TASK MATERIAL ::
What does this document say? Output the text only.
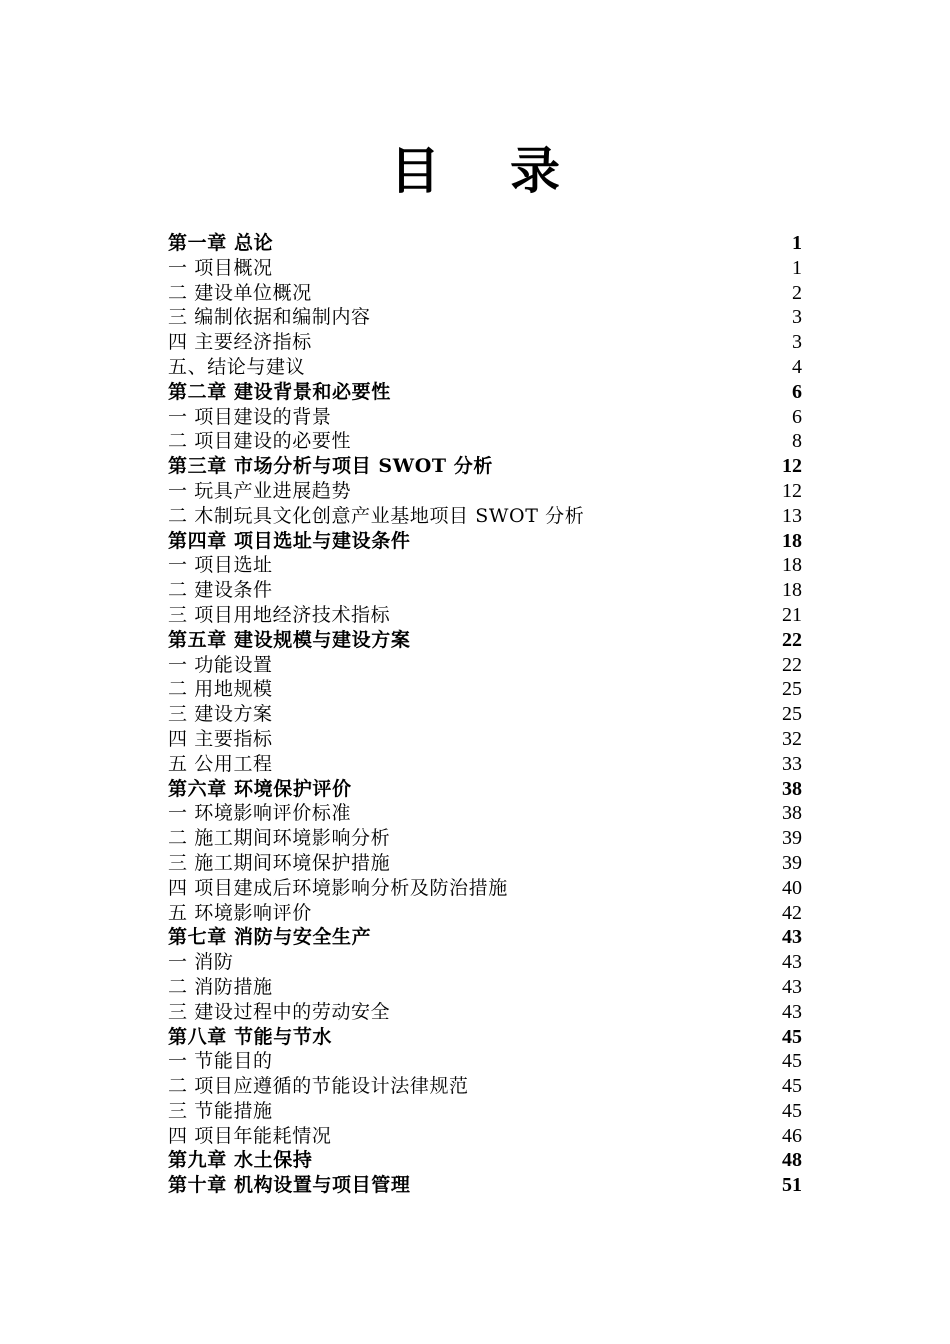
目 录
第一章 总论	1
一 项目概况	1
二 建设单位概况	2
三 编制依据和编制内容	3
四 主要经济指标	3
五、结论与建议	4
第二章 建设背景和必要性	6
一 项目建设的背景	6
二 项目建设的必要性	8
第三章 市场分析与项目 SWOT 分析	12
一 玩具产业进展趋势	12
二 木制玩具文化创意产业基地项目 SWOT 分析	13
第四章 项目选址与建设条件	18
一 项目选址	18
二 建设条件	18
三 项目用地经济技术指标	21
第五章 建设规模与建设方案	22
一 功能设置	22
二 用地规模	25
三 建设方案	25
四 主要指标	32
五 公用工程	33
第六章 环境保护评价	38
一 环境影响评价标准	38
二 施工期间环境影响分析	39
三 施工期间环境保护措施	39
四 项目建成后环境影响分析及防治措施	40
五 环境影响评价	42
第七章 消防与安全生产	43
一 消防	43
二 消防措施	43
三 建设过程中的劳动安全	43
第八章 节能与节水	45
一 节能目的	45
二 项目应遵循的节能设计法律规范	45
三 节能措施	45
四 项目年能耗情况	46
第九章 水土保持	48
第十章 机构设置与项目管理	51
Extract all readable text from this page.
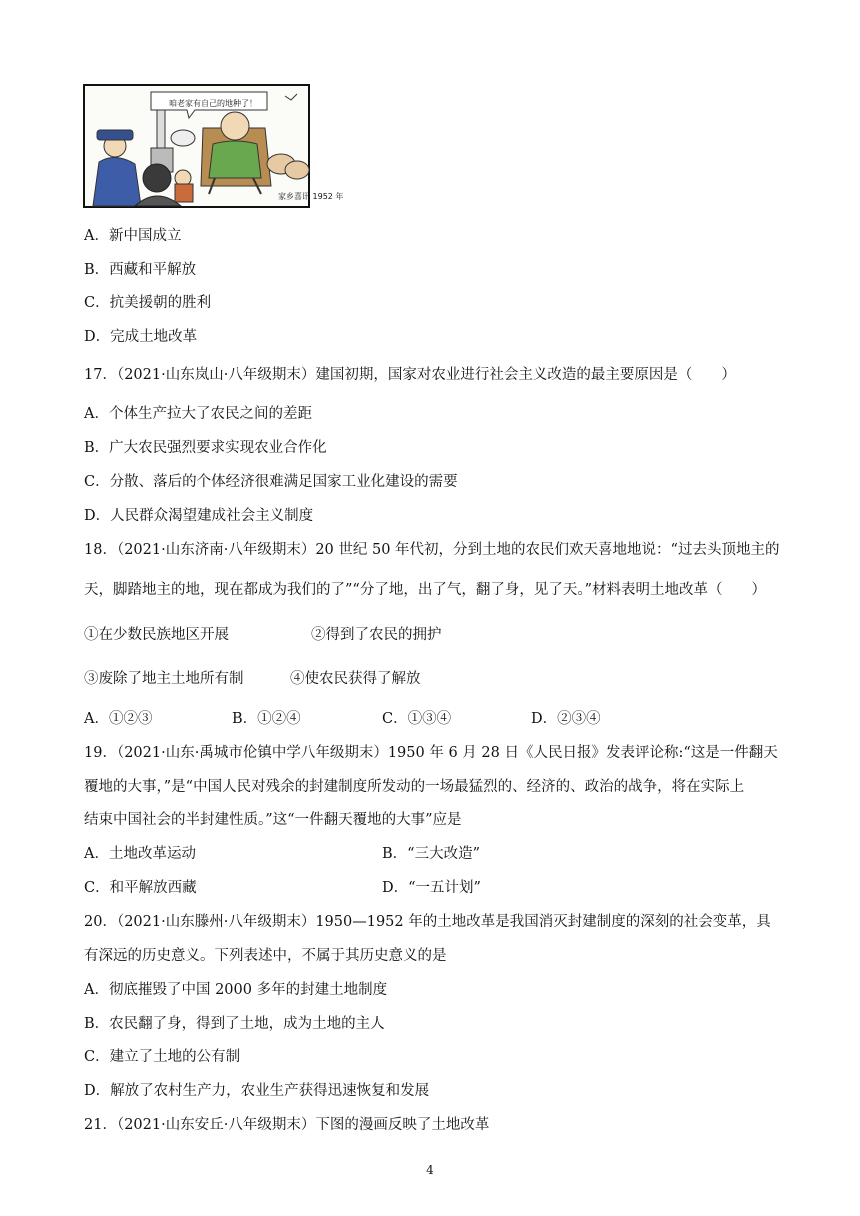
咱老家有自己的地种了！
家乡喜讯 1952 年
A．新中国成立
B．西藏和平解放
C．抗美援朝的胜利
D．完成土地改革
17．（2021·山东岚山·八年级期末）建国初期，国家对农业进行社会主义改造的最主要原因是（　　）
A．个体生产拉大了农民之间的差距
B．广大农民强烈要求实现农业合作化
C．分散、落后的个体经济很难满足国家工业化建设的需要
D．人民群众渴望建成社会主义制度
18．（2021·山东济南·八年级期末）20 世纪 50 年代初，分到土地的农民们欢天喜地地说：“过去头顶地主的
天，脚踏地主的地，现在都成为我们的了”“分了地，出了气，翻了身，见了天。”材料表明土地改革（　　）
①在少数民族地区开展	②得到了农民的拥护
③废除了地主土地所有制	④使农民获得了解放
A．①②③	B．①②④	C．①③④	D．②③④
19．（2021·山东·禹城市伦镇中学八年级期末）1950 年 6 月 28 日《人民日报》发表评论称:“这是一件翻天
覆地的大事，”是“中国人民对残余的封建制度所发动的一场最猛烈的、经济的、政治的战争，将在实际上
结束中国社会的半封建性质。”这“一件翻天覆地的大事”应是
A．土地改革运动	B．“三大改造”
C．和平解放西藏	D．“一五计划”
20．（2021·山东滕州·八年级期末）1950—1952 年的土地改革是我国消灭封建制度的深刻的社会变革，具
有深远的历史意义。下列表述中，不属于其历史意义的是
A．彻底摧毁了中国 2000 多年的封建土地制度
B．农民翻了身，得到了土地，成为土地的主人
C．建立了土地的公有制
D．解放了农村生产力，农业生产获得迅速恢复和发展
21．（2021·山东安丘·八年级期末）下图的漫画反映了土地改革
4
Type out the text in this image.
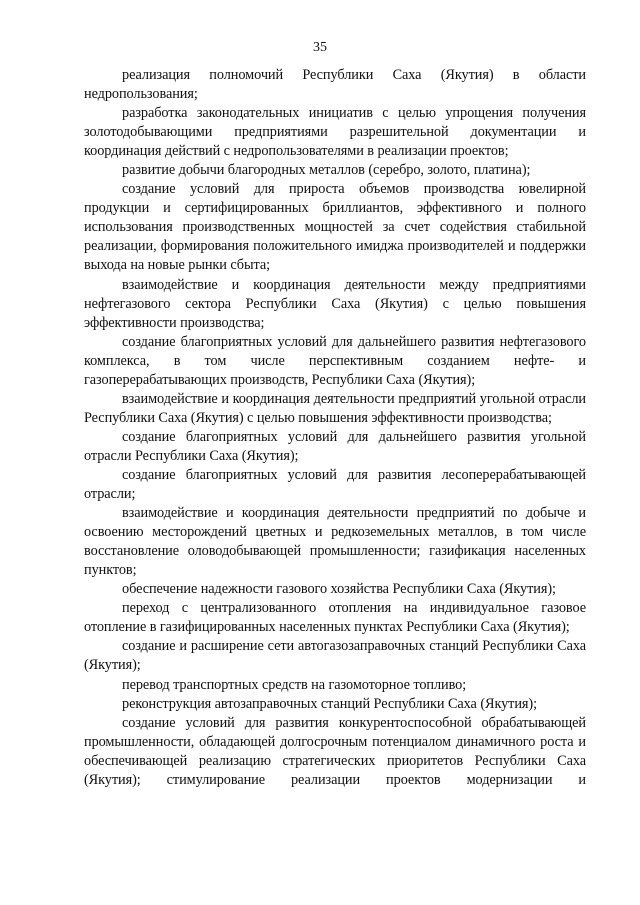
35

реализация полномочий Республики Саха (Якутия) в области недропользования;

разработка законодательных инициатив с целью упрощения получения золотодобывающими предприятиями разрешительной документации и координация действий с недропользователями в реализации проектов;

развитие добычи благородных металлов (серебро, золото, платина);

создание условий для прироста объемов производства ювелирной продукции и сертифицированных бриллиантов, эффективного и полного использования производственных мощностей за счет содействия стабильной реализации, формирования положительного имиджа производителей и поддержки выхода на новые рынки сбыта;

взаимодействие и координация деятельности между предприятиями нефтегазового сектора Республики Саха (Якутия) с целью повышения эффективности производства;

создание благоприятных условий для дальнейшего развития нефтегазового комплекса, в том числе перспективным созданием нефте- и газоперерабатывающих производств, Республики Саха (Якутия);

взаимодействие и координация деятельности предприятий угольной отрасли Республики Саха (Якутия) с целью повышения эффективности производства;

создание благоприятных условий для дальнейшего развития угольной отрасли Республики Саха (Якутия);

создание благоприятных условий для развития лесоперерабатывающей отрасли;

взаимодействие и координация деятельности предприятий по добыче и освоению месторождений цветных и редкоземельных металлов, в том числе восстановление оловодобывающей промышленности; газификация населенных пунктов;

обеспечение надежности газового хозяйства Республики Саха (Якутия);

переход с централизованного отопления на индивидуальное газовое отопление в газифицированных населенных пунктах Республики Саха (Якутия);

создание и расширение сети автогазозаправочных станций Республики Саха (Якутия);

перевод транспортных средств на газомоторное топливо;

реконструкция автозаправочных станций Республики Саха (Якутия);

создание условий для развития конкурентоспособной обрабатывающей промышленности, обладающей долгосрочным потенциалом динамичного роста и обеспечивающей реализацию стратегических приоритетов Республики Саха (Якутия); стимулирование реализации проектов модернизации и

AIM :: Show every line of the listing in which the string "предприятиями" can be found.

OUTPUT FOR THIS TASK ::
разработка законодательных инициатив с целью упрощения получения золотодобывающими предприятиями разрешительной документации и координация действий с недропользователями в реализации проектов;
взаимодействие и координация деятельности между предприятиями нефтегазового сектора Республики Саха (Якутия) с целью повышения эффективности производства;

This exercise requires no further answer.